4.40 Aegon is in twee opzichten in de nakoming van de op haar rustende zorgplicht tekortgeschoten. Op de eerste plaats heeft zij nagelaten personen met wie zij een “Sprintplan”-overeenkomst is aangegaan, vóór het aangaan van de overeenkomst uitdrukkelijk en in niet mis te verstane bewoordingen te waarschuwen voor het risico dat hun een schuld aan Aegon kon resten indien op het tijdstip van beëindiging van de overeenkomst de waarde van hun deelnemingsrechten in het betrokken beleggingsfonds, ontoereikend zou blijken om het door Aegon verschafte krediet af te lossen. Dit risico werd, anders dan Aegon in dit geding doet voorkomen, niet opgeheven door de waarde van de deelnemingsrechten die Aegon garandeerde. Deze garantiewaarde gold immers alleen bij beëindiging van de “Sprintplan”-overeenkomst op de overeengekomen einddatum, níet indien de wederpartij van Aegon gebruik maakte van haar bevoegdheid krachtens de algemene voorwaarden tot tussentijdse beëindiging van de overeenkomst of (eenmalige) tussentijdse verlaging van het belegde bedrag (door verkoop van deelnemingsrechten). Het achterwege laten van een waarschuwing voor de mogelijkheid van een restschuld bij tussentijdse beëindiging klemt temeer, nu in dat geval (naast het terug te betalen krediet) een boeterente was verschuldigd gelijk aan een percentage van het kredietbedrag (zoals onder 4.7 vermeld).

4.41 Van belang is bovendien dat bij “Sprintplan”-overeenkomsten gesloten vóór januari 2000, op de aanvangsdatum van de overeenkomst de door Aegon gegarandeerde waarde van de deelnemingsrechten lager was dan het verschafte krediet: de gegarandeerde waarde beliep, zoals onder 4.5 vermeld, aanvankelijk een percentage van 90% of 93% van het kredietbedrag en is pas naderhand, tijdens de looptijd van de overeenkomst, tot 100% daarvan verhoogd, terwijl bij het aangaan van de overeenkomst geen zekerheid bestond dat zo’n verhoging zou plaatsvinden. Het vorenstaande brengt mee dat met betrekking tot “Sprintplan”-overeenkomsten gesloten vóór januari 2000 bij de aanvang van de overeenkomst het risico van een restschuld heeft bestaan, óók indien de overeenkomst op de overeengekomen einddatum – en dus niet tussentijds - zou worden beëindigd. De mogelijke restschuld op die datum beliep, afhankelijk van de door Aegon gegarandeerde waarde van de deelnemingsrechten, 10% of 7% van het kredietbedrag. Nu ten tijde van het aangaan van de “Sprintplan”-overeenkomst geen zekerheid bestond dat tijdens de looptijd van de overeenkomst de garantiewaarde zou worden verhoogd tot 100% van het kredietbedrag, bracht haar bijzondere zorgplicht een verplichting voor Aegon mee tot het geven van een waarschuwing zoals onder 4.40 omschreven. Dat Aegon op een tijdstip ná het aangaan van de overeenkomst de garantiewaarde heeft verhoogd tot 100% van het kredietbedrag, waarmee de mogelijkheid van een restschuld op de overeengekomen einddatum is opgeheven, doet aan deze verplichting niet af: die verhoging laat immers onverlet het risico dat bij het aangaan van de overeenkomst bestond, terwijl zij bovendien het risico van een restschuld bij tussentijdse beëindiging van de overeenkomst niet heeft opgeheven.
◆ ◆ ◆ ◆
OPDRACHT » Vertaal deze zin uit het tekstfragment hierboven in het Engels: "De mogelijke restschuld op die datum beliep, afhankelijk van de door Aegon gegarandeerde waarde van de deelnemingsrechten, 10% of 7% van het kredietbedrag."
◆ ◆ ◆ ◆
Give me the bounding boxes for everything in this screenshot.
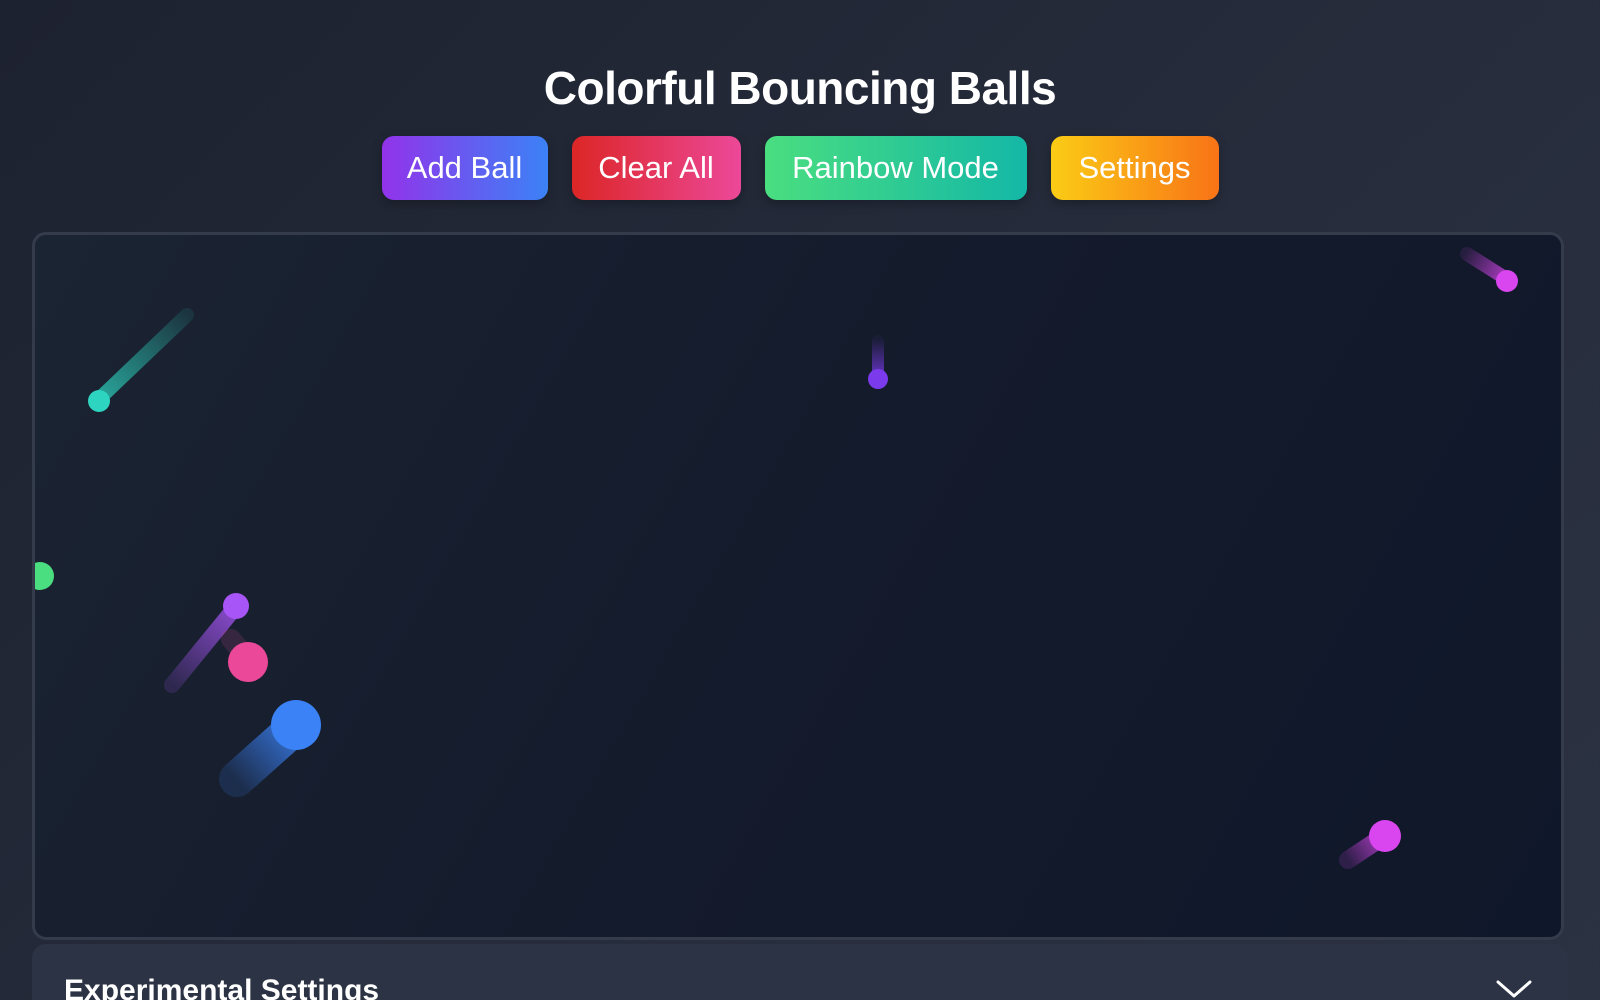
page-title: Colorful Bouncing Balls [543, 62, 1057, 114]
ball[interactable] [271, 700, 321, 750]
ball-green[interactable] [35, 562, 54, 590]
ball-magenta-top[interactable] [1460, 247, 1518, 292]
ball[interactable] [1369, 820, 1401, 852]
ball-trail [92, 308, 194, 406]
add-ball-button[interactable]: Add Ball [381, 136, 548, 200]
ball-canvas-drawing [35, 247, 1518, 869]
ball[interactable] [868, 369, 888, 389]
ball-canvas[interactable] [32, 232, 1564, 940]
ball[interactable] [1496, 270, 1518, 292]
toolbar: Add Ball Clear All Rainbow Mode Settings [0, 136, 1600, 200]
experimental-settings-panel: Experimental Settings [32, 944, 1568, 1000]
ball-blue[interactable] [219, 700, 321, 797]
ball[interactable] [35, 562, 54, 590]
ball-violet[interactable] [868, 335, 888, 389]
rainbow-mode-button[interactable]: Rainbow Mode [764, 136, 1027, 200]
settings-button[interactable]: Settings [1050, 136, 1219, 200]
clear-all-button[interactable]: Clear All [571, 136, 741, 200]
ball[interactable] [228, 642, 268, 682]
ball-pink[interactable] [221, 629, 268, 682]
ball-teal[interactable] [88, 308, 194, 412]
chevron-down-icon[interactable] [1494, 978, 1534, 1000]
experimental-settings-title[interactable]: Experimental Settings [64, 974, 379, 1000]
ball-trail [164, 601, 242, 693]
ball-magenta-bottom[interactable] [1339, 820, 1401, 869]
ball[interactable] [223, 593, 249, 619]
ball[interactable] [88, 390, 110, 412]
◆ ◆ ◆ ◆
JUISTE UITVOER » The possible residual debt on that date amounted to 10% or 7% of the credit amount, depending on the value of the participation rights guaranteed by Aegon.